**THE PROBLEM**
Which lines hold the word "lumen"? Copy each of them from the material.
::::::
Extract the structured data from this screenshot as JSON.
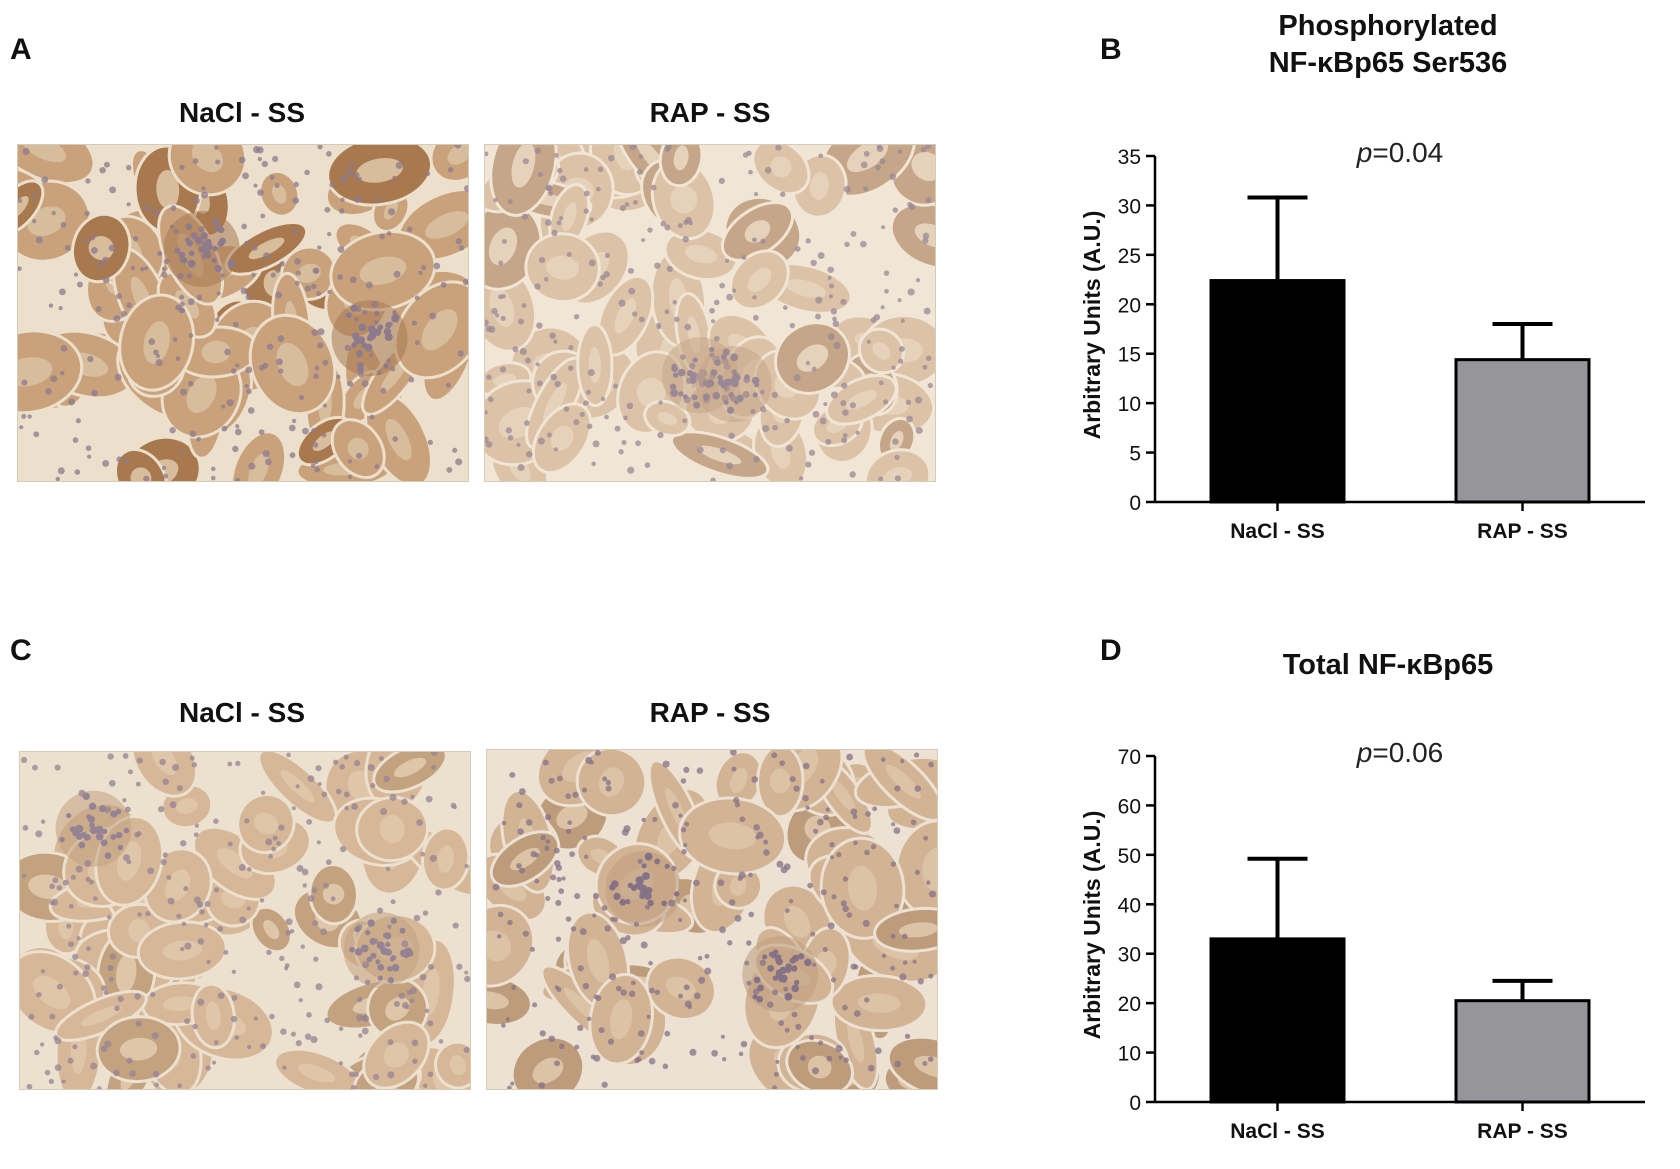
{
  "panels": {
    "A": {
      "letter": "A",
      "left_label": "NaCl - SS",
      "right_label": "RAP - SS"
    },
    "B": {
      "letter": "B"
    },
    "C": {
      "letter": "C",
      "left_label": "NaCl - SS",
      "right_label": "RAP - SS"
    },
    "D": {
      "letter": "D"
    }
  },
  "tissue_colors": {
    "A_left": {
      "base": "#c9a27c",
      "tubule": "#d8bd9c",
      "lumen": "#ece0cc",
      "nucleus": "#8d7a8c",
      "dark": "#a8794f"
    },
    "A_right": {
      "base": "#dcc2a6",
      "tubule": "#e6d2bb",
      "lumen": "#f1e6d6",
      "nucleus": "#9a8894",
      "dark": "#c6a688"
    },
    "C_left": {
      "base": "#d6b898",
      "tubule": "#dfc6a8",
      "lumen": "#ece0cf",
      "nucleus": "#958393",
      "dark": "#c3a27f"
    },
    "C_right": {
      "base": "#d2b494",
      "tubule": "#dcc3a6",
      "lumen": "#ece1d3",
      "nucleus": "#857286",
      "dark": "#bd9c7c"
    }
  },
  "chart_data": [
    {
      "type": "bar",
      "title_line1": "Phosphorylated",
      "title_line2": "NF-κBp65 Ser536",
      "ylabel": "Arbitrary Units (A.U.)",
      "annotation_p": "p",
      "annotation_value": "=0.04",
      "categories": [
        "NaCl - SS",
        "RAP - SS"
      ],
      "values": [
        22.4,
        14.4
      ],
      "errors": [
        8.4,
        3.6
      ],
      "colors": [
        "#000000",
        "#96969a"
      ],
      "ylim": [
        0,
        35
      ],
      "yticks": [
        0,
        5,
        10,
        15,
        20,
        25,
        30,
        35
      ]
    },
    {
      "type": "bar",
      "title_line1": "Total NF-κBp65",
      "title_line2": "",
      "ylabel": "Arbitrary Units (A.U.)",
      "annotation_p": "p",
      "annotation_value": "=0.06",
      "categories": [
        "NaCl - SS",
        "RAP - SS"
      ],
      "values": [
        33.0,
        20.5
      ],
      "errors": [
        16.2,
        4.0
      ],
      "colors": [
        "#000000",
        "#96969a"
      ],
      "ylim": [
        0,
        70
      ],
      "yticks": [
        0,
        10,
        20,
        30,
        40,
        50,
        60,
        70
      ]
    }
  ]
}
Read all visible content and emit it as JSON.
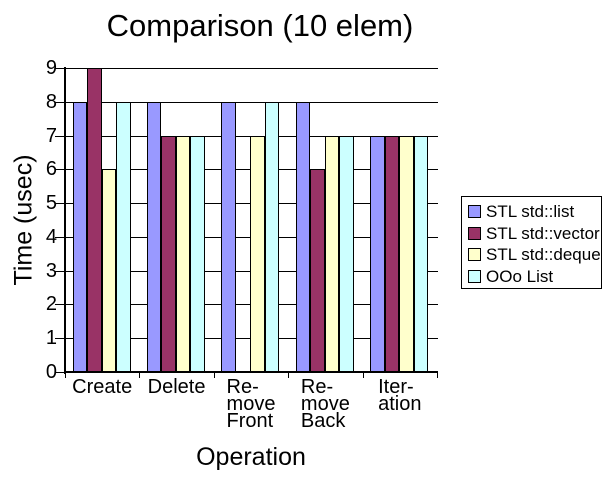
{
  "chart_data": {
    "type": "bar",
    "title": "Comparison (10 elem)",
    "xlabel": "Operation",
    "ylabel": "Time (usec)",
    "categories": [
      "Create",
      "Delete",
      "Re-\nmove\nFront",
      "Re-\nmove\nBack",
      "Iter-\nation"
    ],
    "series": [
      {
        "name": "STL std::list",
        "color": "#9999FF",
        "values": [
          8,
          8,
          8,
          8,
          7
        ]
      },
      {
        "name": "STL std::vector",
        "color": "#993366",
        "values": [
          9,
          7,
          0,
          6,
          7
        ]
      },
      {
        "name": "STL std::deque",
        "color": "#FFFFCC",
        "values": [
          6,
          7,
          7,
          7,
          7
        ]
      },
      {
        "name": "OOo List",
        "color": "#CCFFFF",
        "values": [
          8,
          7,
          8,
          7,
          7
        ]
      }
    ],
    "ylim": [
      0,
      9
    ],
    "yticks": [
      0,
      1,
      2,
      3,
      4,
      5,
      6,
      7,
      8,
      9
    ],
    "grid": "horizontal",
    "legend_position": "right",
    "bar_outline_color": "#000000",
    "axis_color": "#000000",
    "background_color": "#FFFFFF",
    "text_color": "#000000"
  }
}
::::::
**THE ANSWER**
      "lumen": "#ece0cc",
      "lumen": "#f1e6d6",
      "lumen": "#ece0cf",
      "lumen": "#ece1d3",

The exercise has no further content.